#### Instruction:
Copy out all lines of the records in which the word "created" appears.

#### Data for processing:
'''

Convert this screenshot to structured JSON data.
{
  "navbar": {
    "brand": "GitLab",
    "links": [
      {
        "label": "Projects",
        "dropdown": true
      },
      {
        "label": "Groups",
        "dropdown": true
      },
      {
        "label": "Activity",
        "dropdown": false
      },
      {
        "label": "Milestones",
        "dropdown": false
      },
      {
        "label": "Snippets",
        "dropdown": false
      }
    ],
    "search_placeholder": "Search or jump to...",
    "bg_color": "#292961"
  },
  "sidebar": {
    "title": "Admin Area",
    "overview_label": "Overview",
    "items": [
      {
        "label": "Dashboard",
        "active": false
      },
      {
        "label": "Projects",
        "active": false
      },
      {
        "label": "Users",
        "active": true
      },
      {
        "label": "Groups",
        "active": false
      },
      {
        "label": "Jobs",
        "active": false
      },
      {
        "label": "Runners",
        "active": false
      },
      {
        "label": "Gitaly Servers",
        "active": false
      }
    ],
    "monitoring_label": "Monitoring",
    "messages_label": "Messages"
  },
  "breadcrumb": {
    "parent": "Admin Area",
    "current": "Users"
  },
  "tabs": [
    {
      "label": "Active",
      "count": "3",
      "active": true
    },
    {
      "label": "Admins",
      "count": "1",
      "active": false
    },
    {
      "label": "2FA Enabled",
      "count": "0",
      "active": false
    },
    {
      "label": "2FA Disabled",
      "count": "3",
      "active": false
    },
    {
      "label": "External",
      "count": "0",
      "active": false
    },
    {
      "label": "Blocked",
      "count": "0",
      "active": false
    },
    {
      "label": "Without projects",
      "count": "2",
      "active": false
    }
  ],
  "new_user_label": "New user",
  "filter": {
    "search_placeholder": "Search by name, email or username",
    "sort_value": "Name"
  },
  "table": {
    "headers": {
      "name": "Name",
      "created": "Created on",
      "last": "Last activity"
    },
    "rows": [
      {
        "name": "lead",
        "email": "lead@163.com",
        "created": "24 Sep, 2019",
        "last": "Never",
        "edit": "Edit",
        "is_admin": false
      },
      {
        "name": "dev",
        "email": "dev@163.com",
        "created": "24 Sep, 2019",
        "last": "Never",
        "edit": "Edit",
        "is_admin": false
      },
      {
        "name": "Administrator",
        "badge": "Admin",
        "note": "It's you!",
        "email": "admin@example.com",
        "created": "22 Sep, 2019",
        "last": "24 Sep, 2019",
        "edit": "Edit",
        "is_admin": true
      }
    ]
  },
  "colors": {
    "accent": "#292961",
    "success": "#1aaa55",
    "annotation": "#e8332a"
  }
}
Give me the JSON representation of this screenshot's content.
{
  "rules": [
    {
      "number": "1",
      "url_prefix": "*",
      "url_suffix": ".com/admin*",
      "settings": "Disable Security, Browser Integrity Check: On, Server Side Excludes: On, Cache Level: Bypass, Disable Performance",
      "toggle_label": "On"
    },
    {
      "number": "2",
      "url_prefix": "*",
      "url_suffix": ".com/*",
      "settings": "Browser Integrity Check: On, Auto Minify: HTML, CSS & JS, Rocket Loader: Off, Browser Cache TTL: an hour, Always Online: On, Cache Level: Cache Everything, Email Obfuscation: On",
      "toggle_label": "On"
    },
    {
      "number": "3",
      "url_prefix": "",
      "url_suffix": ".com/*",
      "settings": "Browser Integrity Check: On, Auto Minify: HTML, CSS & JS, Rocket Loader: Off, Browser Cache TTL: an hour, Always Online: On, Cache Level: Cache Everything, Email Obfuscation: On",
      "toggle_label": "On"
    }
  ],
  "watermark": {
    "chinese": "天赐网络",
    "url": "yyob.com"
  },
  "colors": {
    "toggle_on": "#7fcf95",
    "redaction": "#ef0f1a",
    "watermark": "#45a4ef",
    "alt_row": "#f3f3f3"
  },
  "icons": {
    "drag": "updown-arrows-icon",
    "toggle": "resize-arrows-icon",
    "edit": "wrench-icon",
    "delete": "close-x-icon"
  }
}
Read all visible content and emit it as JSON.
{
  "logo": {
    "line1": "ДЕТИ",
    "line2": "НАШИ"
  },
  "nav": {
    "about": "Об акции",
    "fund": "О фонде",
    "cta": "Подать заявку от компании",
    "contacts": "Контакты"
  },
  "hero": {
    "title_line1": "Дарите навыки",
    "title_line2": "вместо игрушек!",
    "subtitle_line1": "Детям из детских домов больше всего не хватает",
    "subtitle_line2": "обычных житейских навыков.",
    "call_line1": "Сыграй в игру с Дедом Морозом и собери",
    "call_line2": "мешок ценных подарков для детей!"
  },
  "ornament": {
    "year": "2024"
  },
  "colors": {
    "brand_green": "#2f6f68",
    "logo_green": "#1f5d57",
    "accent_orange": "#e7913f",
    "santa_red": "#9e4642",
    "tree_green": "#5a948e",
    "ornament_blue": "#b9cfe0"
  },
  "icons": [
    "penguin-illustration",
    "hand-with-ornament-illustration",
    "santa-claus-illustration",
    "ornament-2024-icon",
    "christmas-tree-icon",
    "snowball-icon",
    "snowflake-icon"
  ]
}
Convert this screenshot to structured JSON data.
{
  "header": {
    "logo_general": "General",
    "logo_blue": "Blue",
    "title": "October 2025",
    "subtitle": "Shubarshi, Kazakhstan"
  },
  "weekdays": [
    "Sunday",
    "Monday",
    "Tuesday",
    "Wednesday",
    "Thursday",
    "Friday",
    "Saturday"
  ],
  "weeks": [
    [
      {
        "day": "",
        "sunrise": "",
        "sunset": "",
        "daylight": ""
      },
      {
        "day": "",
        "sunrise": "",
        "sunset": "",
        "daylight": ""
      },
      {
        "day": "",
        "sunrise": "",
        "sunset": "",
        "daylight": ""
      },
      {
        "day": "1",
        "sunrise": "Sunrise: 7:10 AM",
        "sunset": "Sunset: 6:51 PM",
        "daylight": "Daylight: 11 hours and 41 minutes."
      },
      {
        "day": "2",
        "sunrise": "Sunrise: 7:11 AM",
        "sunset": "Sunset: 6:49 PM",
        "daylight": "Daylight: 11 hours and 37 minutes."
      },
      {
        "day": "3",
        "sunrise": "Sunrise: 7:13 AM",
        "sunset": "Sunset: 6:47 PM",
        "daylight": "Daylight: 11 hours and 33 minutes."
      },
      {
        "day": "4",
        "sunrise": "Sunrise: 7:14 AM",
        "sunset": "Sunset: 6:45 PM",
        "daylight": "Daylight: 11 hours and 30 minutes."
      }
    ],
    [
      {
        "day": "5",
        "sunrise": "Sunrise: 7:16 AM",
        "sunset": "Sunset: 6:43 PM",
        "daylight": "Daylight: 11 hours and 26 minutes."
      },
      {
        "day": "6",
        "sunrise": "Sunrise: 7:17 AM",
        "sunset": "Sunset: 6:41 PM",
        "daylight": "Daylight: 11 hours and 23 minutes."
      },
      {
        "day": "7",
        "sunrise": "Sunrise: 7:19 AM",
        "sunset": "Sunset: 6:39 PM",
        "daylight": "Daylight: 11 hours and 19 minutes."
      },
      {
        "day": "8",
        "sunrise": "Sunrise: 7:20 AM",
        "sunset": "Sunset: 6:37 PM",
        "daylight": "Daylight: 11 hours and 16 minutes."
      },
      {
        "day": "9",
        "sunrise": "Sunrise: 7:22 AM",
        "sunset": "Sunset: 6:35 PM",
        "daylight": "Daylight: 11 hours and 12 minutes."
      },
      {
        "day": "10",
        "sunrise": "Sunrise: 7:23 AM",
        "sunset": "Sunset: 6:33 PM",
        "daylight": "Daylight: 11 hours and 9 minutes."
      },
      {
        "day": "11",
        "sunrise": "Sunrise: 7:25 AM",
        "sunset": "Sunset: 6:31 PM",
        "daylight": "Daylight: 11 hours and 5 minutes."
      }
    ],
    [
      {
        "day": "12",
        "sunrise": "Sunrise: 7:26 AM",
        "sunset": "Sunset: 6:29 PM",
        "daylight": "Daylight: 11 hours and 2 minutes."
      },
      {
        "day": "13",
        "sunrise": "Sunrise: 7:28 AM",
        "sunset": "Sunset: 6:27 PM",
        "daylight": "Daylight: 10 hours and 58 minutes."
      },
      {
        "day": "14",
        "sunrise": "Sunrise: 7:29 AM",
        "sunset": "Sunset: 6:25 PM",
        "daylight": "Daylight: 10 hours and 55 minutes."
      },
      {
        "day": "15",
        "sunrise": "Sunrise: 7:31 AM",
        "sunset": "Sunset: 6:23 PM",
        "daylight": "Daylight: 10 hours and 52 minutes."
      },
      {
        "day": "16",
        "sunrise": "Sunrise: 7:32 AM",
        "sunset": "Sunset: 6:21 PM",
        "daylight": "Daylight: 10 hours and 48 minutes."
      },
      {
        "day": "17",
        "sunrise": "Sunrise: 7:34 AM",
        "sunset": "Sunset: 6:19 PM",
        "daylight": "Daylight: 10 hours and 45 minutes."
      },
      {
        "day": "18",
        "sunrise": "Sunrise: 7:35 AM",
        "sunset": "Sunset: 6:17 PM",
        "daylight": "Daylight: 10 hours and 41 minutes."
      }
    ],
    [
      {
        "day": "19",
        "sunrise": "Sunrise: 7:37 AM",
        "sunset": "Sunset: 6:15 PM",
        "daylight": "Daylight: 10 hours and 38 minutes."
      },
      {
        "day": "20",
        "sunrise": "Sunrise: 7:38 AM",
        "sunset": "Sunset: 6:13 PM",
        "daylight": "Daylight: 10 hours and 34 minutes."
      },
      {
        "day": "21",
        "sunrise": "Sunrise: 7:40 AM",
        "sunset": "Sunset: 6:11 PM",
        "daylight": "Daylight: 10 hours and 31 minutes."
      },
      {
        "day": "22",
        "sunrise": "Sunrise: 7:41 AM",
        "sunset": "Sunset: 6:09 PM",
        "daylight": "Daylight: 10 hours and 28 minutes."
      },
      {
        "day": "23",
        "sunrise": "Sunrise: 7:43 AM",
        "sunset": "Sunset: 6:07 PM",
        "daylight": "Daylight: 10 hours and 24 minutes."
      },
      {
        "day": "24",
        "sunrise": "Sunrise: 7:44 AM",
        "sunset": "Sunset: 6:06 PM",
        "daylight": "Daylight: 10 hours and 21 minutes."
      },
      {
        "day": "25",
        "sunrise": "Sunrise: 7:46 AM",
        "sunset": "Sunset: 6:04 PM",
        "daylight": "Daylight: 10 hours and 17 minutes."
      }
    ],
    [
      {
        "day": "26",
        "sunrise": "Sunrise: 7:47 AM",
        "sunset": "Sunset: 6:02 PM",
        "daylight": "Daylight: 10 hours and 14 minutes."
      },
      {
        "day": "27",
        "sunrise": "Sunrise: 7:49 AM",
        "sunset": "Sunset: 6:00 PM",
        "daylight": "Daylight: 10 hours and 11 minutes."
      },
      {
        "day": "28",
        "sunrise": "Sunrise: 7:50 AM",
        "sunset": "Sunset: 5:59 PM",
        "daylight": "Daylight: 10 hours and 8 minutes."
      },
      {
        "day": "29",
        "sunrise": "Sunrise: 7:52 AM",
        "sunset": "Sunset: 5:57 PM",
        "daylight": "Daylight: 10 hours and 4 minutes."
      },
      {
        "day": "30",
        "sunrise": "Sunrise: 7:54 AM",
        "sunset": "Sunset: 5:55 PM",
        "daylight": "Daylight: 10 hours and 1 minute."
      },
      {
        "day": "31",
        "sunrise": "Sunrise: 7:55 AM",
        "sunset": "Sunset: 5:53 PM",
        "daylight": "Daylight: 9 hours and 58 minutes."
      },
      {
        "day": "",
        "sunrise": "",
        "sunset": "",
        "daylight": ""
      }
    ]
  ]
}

'''

#### Full response:
      "created": "Created on",
        "created": "24 Sep, 2019",
        "created": "24 Sep, 2019",
        "created": "22 Sep, 2019",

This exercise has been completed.